:: List of tasks ::
[1] List every local symbol declared in the Module variable list of the Manipulate answer.
[2] According to the Manipulate answer, what job does the Dynamic placed after the Control objects do, and what downside of it does the text name?

:: Document text ::
Well, I have needed before to link variables within a manipulate object, and I always get complicated dynamic things, for your example if you want to add constraints to your variables, you could come up with something like this:

Module[{spaces, boxes, lastboxes, lastspaces, condition, solvebox, 
  solvespace},
 condition[s_, b_] := 4 s + 3 b == 640;
 solvebox[s_] := b /. First[Solve[condition[s, b], b]];
 solvespace[b_] := s /. First[Solve[condition[s, b], s]];
 lastboxes = 100;
 lastspaces = solvespace[lastboxes];
 Manipulate[{spaces, boxes}, 
  Control[{{boxes, lastboxes, "Boxes"}, 0, 640}], 
  Control[{{spaces, lastspaces, "Spaces"}, 0, 640}], 
  Dynamic[If[! condition[spaces, boxes], 
    If[lastboxes === boxes, 
      With[{newbox = solvebox[spaces]}, 
       If[newbox < 0, spaces = solvespace[boxes], lastboxes = boxes; 
        boxes = solvebox[spaces]]], 
      With[{newspaces = solvespace[boxes]}, 
       If[newspaces < 0, boxes = lastboxes, lastboxes = boxes; 
        spaces = newspaces]]];]; ""], ControlPlacement -> Left, 
  Deployed -> True]
 ]

That Dynamic after Control objects comes pretty good to do that stuff, but does your code become bigger.

:: Listed records ::
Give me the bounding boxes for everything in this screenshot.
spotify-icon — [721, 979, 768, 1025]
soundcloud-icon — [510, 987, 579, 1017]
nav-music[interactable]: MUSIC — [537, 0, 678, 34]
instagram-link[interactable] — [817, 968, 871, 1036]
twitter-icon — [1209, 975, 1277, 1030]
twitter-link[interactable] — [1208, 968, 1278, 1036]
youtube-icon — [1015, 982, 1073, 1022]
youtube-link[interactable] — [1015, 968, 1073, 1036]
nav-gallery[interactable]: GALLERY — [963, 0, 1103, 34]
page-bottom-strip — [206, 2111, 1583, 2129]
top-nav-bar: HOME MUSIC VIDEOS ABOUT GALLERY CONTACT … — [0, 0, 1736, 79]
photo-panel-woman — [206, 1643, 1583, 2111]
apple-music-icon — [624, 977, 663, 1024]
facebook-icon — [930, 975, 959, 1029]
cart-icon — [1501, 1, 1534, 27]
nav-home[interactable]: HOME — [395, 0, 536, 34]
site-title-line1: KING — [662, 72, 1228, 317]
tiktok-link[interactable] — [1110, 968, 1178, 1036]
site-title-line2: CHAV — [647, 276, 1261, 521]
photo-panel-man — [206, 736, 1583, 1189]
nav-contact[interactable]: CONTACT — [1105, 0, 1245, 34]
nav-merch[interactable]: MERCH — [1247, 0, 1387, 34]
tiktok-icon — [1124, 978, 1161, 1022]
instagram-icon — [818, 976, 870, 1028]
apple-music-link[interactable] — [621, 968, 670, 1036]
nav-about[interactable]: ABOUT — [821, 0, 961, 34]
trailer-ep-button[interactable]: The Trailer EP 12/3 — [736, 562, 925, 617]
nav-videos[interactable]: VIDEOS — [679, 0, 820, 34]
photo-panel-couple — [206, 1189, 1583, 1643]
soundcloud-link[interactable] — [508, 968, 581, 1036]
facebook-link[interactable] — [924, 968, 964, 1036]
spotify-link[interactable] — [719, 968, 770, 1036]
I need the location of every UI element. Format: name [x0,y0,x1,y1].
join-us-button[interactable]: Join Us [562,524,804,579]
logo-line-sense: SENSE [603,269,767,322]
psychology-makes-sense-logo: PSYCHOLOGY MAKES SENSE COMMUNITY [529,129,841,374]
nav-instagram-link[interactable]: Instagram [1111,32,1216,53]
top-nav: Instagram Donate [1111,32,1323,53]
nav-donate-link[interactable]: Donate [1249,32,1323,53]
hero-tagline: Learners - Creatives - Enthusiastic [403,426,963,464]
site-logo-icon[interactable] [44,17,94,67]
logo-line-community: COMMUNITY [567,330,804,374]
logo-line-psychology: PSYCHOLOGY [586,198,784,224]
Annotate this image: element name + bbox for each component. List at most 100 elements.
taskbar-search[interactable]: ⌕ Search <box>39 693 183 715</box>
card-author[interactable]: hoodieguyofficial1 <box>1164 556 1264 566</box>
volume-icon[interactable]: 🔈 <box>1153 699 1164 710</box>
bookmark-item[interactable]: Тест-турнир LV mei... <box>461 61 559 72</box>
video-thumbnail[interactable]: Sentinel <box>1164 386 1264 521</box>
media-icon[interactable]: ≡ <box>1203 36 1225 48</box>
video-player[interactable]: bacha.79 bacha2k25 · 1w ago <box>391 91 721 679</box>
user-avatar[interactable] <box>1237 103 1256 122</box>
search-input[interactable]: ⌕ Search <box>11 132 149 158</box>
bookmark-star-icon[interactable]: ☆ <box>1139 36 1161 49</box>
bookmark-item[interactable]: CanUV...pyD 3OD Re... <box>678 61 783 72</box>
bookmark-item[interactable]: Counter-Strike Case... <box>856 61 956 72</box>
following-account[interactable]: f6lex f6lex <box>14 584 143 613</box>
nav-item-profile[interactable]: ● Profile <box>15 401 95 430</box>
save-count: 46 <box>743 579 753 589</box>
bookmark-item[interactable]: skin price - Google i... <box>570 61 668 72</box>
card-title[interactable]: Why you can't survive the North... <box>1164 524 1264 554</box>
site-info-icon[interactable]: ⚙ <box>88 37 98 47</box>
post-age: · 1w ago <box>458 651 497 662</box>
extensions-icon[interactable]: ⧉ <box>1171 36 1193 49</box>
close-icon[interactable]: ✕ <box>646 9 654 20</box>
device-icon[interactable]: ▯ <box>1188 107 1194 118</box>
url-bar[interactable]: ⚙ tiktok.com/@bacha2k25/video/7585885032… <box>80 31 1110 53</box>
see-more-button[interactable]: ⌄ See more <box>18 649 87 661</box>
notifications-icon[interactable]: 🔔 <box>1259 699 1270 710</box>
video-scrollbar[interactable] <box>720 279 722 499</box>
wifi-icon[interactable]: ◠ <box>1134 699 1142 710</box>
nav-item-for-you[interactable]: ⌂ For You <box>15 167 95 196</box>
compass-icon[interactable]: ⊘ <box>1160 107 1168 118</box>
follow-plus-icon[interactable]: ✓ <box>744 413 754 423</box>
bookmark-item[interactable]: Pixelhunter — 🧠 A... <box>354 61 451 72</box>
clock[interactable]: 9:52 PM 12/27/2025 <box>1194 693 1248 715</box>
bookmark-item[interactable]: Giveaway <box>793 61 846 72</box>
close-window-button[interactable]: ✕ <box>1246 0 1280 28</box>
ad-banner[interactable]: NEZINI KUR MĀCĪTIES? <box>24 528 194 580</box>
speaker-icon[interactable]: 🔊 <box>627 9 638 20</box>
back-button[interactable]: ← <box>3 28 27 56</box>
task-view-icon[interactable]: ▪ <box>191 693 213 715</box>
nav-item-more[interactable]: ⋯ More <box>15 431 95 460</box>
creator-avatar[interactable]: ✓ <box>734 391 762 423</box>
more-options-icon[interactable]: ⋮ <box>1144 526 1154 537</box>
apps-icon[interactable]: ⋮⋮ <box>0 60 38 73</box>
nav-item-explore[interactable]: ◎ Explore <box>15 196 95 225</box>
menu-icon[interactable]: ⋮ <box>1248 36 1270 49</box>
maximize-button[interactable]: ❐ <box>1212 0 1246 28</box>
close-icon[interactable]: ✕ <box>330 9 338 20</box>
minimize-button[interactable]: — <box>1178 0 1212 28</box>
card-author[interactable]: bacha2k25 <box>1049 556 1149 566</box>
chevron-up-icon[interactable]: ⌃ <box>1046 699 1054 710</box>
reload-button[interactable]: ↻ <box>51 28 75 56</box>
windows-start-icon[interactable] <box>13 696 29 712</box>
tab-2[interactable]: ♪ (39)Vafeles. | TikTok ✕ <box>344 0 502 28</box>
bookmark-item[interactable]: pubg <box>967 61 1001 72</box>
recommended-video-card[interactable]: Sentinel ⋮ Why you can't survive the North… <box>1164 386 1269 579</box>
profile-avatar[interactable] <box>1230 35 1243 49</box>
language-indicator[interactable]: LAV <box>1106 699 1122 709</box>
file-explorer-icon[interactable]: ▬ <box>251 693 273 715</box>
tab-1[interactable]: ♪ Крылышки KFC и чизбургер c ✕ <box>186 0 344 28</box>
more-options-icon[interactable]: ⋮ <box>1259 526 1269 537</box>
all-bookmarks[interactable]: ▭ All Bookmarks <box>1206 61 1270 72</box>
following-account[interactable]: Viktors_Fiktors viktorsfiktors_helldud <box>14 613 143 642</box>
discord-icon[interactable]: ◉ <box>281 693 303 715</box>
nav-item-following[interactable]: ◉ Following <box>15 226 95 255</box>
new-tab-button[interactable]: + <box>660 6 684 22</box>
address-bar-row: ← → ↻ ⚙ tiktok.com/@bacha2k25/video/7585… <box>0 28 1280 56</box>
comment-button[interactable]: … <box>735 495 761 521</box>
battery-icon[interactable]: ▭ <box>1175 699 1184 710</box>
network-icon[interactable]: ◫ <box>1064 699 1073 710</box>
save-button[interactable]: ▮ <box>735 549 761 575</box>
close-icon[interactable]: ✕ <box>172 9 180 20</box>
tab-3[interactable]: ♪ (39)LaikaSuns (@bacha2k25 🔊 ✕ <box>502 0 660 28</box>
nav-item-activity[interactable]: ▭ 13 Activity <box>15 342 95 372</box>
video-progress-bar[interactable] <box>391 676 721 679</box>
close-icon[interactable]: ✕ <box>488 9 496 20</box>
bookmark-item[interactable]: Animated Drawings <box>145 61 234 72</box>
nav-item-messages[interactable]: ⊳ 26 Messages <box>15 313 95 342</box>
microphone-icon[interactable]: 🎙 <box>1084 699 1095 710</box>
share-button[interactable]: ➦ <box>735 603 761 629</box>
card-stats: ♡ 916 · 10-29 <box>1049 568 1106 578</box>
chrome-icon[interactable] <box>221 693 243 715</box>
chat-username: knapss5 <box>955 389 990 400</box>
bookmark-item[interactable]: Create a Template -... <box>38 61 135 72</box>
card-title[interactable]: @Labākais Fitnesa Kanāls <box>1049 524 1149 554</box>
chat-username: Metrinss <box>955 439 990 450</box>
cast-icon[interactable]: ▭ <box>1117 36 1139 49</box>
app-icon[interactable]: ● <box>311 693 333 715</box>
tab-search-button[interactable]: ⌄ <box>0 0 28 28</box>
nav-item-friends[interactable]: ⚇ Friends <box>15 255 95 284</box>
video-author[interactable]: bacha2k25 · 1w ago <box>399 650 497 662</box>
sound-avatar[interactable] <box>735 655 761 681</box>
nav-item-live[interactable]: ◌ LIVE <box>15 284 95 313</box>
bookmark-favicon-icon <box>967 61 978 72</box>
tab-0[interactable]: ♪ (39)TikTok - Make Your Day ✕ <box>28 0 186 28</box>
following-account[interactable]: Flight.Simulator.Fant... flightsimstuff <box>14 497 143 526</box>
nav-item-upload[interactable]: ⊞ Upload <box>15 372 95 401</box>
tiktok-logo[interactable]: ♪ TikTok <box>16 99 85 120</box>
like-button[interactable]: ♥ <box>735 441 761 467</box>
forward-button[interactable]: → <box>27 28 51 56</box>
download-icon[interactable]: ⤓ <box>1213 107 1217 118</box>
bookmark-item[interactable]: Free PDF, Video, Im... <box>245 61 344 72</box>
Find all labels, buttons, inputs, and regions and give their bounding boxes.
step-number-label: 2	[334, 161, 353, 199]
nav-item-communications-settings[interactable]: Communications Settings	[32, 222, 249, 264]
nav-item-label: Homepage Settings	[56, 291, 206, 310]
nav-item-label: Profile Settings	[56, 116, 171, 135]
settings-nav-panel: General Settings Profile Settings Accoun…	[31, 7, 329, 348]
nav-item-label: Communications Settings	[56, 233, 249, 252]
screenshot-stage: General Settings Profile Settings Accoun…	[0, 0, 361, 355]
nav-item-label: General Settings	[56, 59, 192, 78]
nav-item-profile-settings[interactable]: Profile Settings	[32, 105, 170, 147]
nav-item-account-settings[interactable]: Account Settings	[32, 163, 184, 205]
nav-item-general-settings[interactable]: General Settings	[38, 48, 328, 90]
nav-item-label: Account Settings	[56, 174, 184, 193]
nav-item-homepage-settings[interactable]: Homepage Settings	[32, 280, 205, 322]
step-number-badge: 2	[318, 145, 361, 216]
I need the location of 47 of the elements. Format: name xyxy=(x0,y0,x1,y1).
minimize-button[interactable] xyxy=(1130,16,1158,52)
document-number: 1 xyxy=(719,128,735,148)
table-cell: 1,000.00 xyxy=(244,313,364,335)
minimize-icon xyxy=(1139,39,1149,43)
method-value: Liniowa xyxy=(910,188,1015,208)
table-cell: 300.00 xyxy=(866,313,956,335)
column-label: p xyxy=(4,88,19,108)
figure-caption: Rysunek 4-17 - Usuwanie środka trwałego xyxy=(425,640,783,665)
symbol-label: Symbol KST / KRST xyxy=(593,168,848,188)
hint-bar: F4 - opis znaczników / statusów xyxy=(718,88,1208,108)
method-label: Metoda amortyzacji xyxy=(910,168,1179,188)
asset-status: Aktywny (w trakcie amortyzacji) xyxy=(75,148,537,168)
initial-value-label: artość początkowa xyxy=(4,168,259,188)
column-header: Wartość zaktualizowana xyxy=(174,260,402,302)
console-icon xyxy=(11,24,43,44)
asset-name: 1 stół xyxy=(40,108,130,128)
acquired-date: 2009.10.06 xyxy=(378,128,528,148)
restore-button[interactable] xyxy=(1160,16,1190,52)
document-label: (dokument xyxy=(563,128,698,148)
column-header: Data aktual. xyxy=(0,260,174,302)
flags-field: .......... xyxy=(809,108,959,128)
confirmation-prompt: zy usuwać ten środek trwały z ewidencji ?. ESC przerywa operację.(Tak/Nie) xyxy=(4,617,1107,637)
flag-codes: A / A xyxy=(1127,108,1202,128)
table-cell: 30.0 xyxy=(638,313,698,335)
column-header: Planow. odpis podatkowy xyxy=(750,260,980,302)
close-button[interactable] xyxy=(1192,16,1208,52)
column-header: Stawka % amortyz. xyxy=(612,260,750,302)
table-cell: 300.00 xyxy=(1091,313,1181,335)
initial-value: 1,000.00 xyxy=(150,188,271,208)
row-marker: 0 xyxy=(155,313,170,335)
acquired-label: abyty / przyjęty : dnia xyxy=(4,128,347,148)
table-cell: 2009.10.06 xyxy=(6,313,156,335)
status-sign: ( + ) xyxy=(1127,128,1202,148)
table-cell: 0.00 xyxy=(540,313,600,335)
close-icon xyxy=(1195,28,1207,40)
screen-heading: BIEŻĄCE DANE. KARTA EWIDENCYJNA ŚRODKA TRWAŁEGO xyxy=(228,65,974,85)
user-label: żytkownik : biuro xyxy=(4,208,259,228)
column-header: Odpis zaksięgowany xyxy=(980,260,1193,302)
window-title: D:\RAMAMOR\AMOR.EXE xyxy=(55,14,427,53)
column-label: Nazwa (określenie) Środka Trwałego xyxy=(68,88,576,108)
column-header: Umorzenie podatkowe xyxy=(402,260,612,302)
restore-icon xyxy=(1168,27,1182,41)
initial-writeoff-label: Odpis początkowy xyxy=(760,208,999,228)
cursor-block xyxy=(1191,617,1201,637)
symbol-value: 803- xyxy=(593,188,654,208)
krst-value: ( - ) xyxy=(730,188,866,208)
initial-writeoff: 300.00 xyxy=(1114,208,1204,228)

:: Results by task ::
[1] spaces, boxes, lastboxes, lastspaces, condition, solvebox, solvespace

[2] The Dynamic after the Control objects links the variables within the Manipulate so that they obey an added constraint, here 4 s + 3 b == 640. The text says it works well for this, but the code becomes bigger.